Task:
Each record is to be printed again precisely as it reads.

Extracted records:
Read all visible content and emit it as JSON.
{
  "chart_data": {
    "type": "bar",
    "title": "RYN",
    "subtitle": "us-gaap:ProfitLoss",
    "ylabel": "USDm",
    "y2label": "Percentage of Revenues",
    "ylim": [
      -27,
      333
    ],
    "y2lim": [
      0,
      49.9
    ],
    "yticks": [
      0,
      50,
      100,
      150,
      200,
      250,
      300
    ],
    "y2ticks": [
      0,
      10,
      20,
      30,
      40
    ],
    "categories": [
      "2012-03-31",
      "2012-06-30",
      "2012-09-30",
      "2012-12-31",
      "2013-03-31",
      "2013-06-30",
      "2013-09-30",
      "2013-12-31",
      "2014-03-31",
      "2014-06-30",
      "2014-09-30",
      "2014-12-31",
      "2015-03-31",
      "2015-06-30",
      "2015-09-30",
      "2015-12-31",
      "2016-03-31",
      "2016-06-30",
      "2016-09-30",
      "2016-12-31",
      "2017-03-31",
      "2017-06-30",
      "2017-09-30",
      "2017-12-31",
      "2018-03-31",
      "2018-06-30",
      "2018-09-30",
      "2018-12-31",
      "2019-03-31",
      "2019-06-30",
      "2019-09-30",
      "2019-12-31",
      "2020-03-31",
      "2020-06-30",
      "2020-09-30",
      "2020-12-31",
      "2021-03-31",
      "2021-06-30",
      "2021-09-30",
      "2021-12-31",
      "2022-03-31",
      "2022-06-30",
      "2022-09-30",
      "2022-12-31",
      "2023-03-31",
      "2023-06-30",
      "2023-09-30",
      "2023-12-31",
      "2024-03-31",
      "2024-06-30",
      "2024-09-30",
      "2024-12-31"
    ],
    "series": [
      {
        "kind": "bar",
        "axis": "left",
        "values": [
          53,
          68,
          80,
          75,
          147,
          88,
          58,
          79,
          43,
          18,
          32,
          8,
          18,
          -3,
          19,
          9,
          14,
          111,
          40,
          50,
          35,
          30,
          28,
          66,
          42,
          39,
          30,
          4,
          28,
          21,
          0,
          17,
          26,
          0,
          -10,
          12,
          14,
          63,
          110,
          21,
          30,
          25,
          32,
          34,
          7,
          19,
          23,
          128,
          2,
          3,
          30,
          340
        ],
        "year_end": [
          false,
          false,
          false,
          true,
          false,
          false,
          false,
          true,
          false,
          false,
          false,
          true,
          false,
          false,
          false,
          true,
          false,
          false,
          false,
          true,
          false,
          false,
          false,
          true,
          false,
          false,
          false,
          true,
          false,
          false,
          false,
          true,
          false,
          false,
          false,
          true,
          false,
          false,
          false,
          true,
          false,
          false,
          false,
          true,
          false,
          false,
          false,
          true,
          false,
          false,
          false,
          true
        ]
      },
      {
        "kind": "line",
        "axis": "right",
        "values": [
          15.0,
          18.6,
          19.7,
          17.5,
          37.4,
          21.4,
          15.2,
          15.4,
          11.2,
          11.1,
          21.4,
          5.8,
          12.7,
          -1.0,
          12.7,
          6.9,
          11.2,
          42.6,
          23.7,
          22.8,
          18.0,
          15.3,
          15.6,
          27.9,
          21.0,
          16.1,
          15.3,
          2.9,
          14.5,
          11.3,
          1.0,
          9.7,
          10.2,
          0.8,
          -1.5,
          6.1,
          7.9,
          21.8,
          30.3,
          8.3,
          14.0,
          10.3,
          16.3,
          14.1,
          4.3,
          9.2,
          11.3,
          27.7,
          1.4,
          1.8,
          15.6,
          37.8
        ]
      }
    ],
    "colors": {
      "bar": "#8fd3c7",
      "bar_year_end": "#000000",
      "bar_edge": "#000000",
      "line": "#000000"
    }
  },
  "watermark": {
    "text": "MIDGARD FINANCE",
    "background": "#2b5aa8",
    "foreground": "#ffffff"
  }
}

Result of the exercise:
Read all visible content and emit it as JSON.
{
  "chart_data": {
    "type": "bar",
    "title": "RYN",
    "subtitle": "us-gaap:ProfitLoss",
    "ylabel": "USDm",
    "y2label": "Percentage of Revenues",
    "ylim": [
      -27,
      333
    ],
    "y2lim": [
      0,
      49.9
    ],
    "yticks": [
      0,
      50,
      100,
      150,
      200,
      250,
      300
    ],
    "y2ticks": [
      0,
      10,
      20,
      30,
      40
    ],
    "categories": [
      "2012-03-31",
      "2012-06-30",
      "2012-09-30",
      "2012-12-31",
      "2013-03-31",
      "2013-06-30",
      "2013-09-30",
      "2013-12-31",
      "2014-03-31",
      "2014-06-30",
      "2014-09-30",
      "2014-12-31",
      "2015-03-31",
      "2015-06-30",
      "2015-09-30",
      "2015-12-31",
      "2016-03-31",
      "2016-06-30",
      "2016-09-30",
      "2016-12-31",
      "2017-03-31",
      "2017-06-30",
      "2017-09-30",
      "2017-12-31",
      "2018-03-31",
      "2018-06-30",
      "2018-09-30",
      "2018-12-31",
      "2019-03-31",
      "2019-06-30",
      "2019-09-30",
      "2019-12-31",
      "2020-03-31",
      "2020-06-30",
      "2020-09-30",
      "2020-12-31",
      "2021-03-31",
      "2021-06-30",
      "2021-09-30",
      "2021-12-31",
      "2022-03-31",
      "2022-06-30",
      "2022-09-30",
      "2022-12-31",
      "2023-03-31",
      "2023-06-30",
      "2023-09-30",
      "2023-12-31",
      "2024-03-31",
      "2024-06-30",
      "2024-09-30",
      "2024-12-31"
    ],
    "series": [
      {
        "kind": "bar",
        "axis": "left",
        "values": [
          53,
          68,
          80,
          75,
          147,
          88,
          58,
          79,
          43,
          18,
          32,
          8,
          18,
          -3,
          19,
          9,
          14,
          111,
          40,
          50,
          35,
          30,
          28,
          66,
          42,
          39,
          30,
          4,
          28,
          21,
          0,
          17,
          26,
          0,
          -10,
          12,
          14,
          63,
          110,
          21,
          30,
          25,
          32,
          34,
          7,
          19,
          23,
          128,
          2,
          3,
          30,
          340
        ],
        "year_end": [
          false,
          false,
          false,
          true,
          false,
          false,
          false,
          true,
          false,
          false,
          false,
          true,
          false,
          false,
          false,
          true,
          false,
          false,
          false,
          true,
          false,
          false,
          false,
          true,
          false,
          false,
          false,
          true,
          false,
          false,
          false,
          true,
          false,
          false,
          false,
          true,
          false,
          false,
          false,
          true,
          false,
          false,
          false,
          true,
          false,
          false,
          false,
          true,
          false,
          false,
          false,
          true
        ]
      },
      {
        "kind": "line",
        "axis": "right",
        "values": [
          15.0,
          18.6,
          19.7,
          17.5,
          37.4,
          21.4,
          15.2,
          15.4,
          11.2,
          11.1,
          21.4,
          5.8,
          12.7,
          -1.0,
          12.7,
          6.9,
          11.2,
          42.6,
          23.7,
          22.8,
          18.0,
          15.3,
          15.6,
          27.9,
          21.0,
          16.1,
          15.3,
          2.9,
          14.5,
          11.3,
          1.0,
          9.7,
          10.2,
          0.8,
          -1.5,
          6.1,
          7.9,
          21.8,
          30.3,
          8.3,
          14.0,
          10.3,
          16.3,
          14.1,
          4.3,
          9.2,
          11.3,
          27.7,
          1.4,
          1.8,
          15.6,
          37.8
        ]
      }
    ],
    "colors": {
      "bar": "#8fd3c7",
      "bar_year_end": "#000000",
      "bar_edge": "#000000",
      "line": "#000000"
    }
  },
  "watermark": {
    "text": "MIDGARD FINANCE",
    "background": "#2b5aa8",
    "foreground": "#ffffff"
  }
}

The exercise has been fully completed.